**INFORMATION PROVIDED**.
------------------------------

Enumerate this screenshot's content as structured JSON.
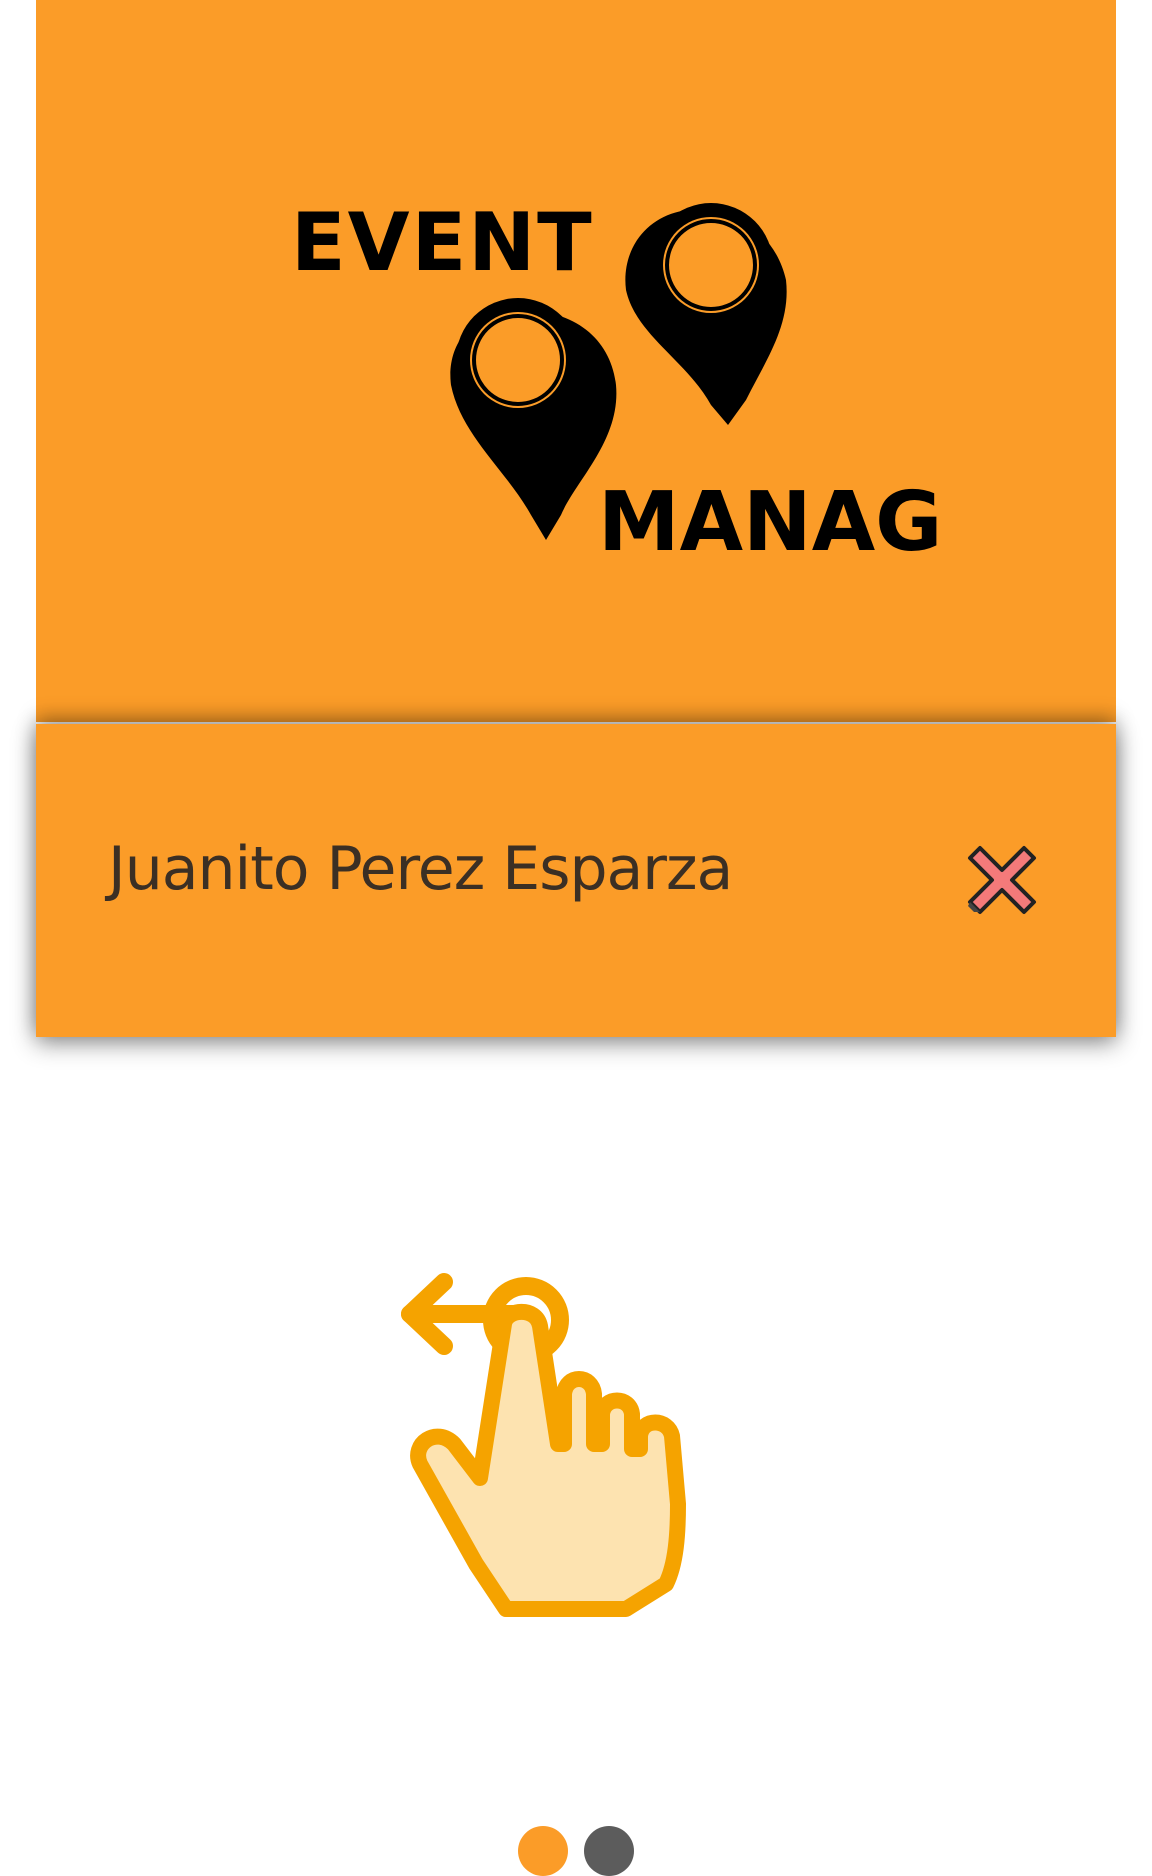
{
  "logo": {
    "top_word": "EVENT",
    "bottom_word": "MANAGER",
    "icon": "map-pin-icon"
  },
  "card": {
    "name": "Juanito Perez Esparza",
    "close_icon": "close-icon"
  },
  "swipe_hint": {
    "icon": "swipe-left-hand-icon"
  },
  "pager": {
    "total_pages": 2,
    "active_index": 0
  },
  "colors": {
    "brand_orange": "#fb9c28",
    "name_text": "#3b2f24",
    "hand_stroke": "#f5a300",
    "hand_fill": "#fde3b0",
    "close_fill": "#f47a7a",
    "dot_inactive": "#5c5c5c"
  }
}
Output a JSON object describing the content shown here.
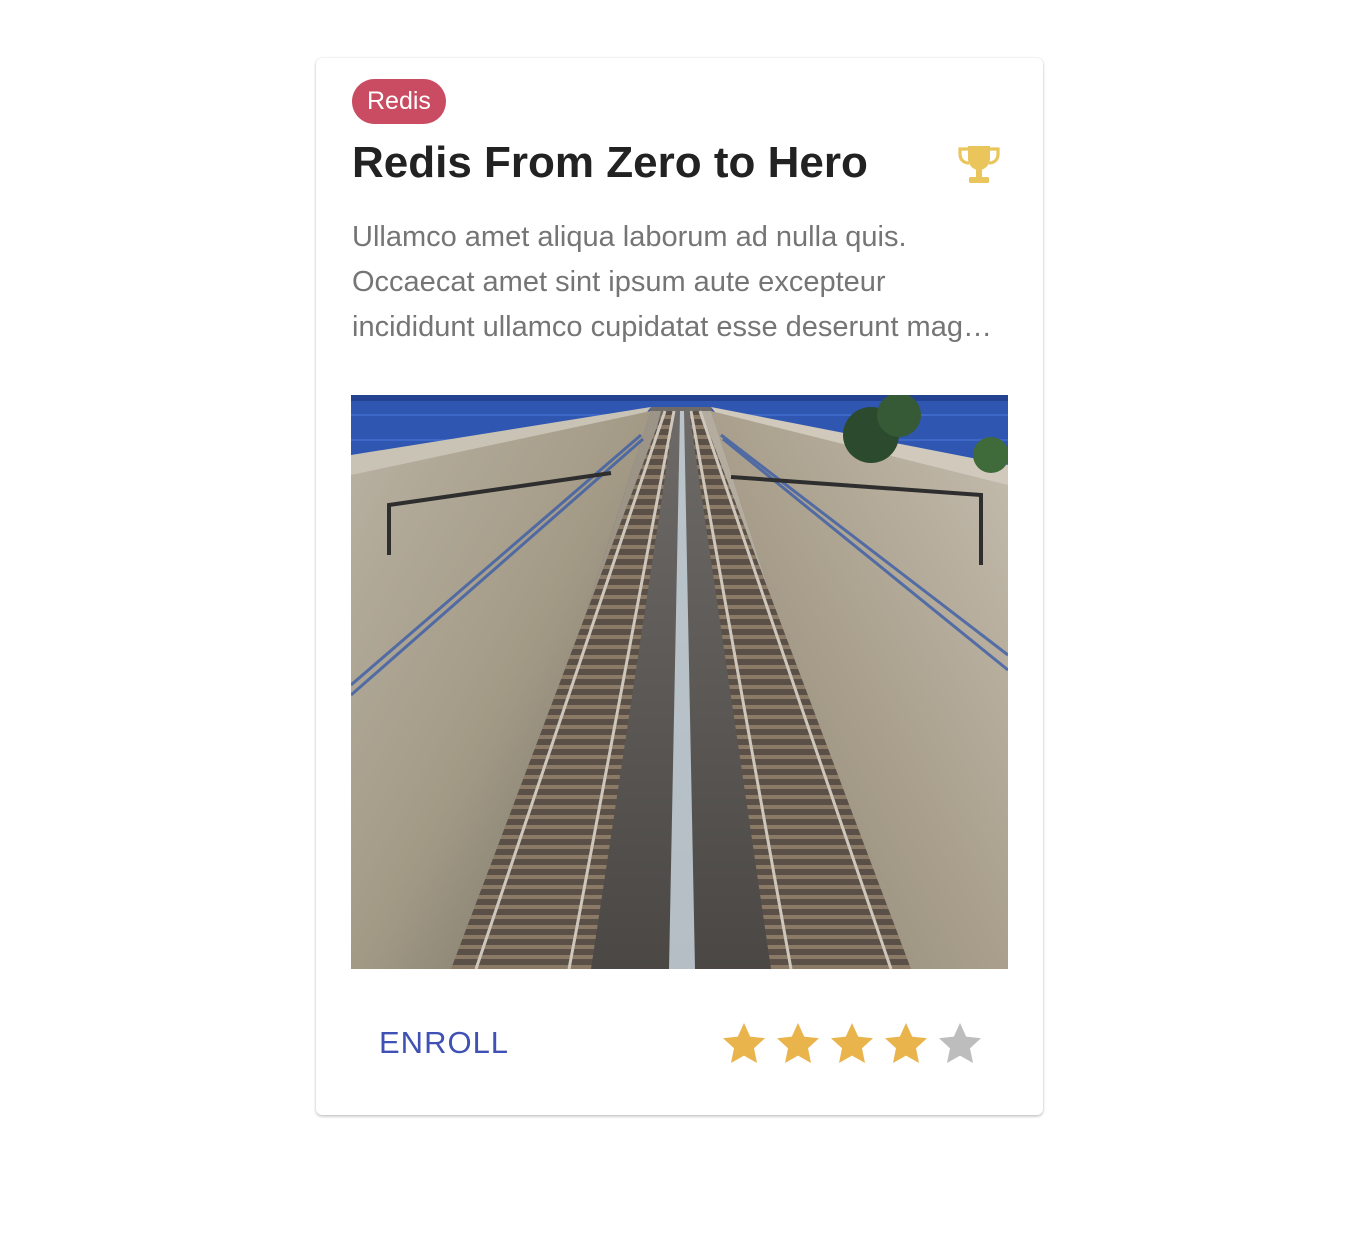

------------------------------

**WHAT YOU ARE ASKED TO DO**. The pictures should not appear in the copy; every other part of the records above must be returned exactly.

**ANSWER IN FULL**.
Enumerate this screenshot's content as structured JSON.
{
  "logo": {
    "top_word": "EVENT",
    "bottom_word": "MANAGER",
    "icon": "map-pin-icon"
  },
  "card": {
    "name": "Juanito Perez Esparza",
    "close_icon": "close-icon"
  },
  "swipe_hint": {
    "icon": "swipe-left-hand-icon"
  },
  "pager": {
    "total_pages": 2,
    "active_index": 0
  },
  "colors": {
    "brand_orange": "#fb9c28",
    "name_text": "#3b2f24",
    "hand_stroke": "#f5a300",
    "hand_fill": "#fde3b0",
    "close_fill": "#f47a7a",
    "dot_inactive": "#5c5c5c"
  }
}
Output a JSON object describing the content shown here.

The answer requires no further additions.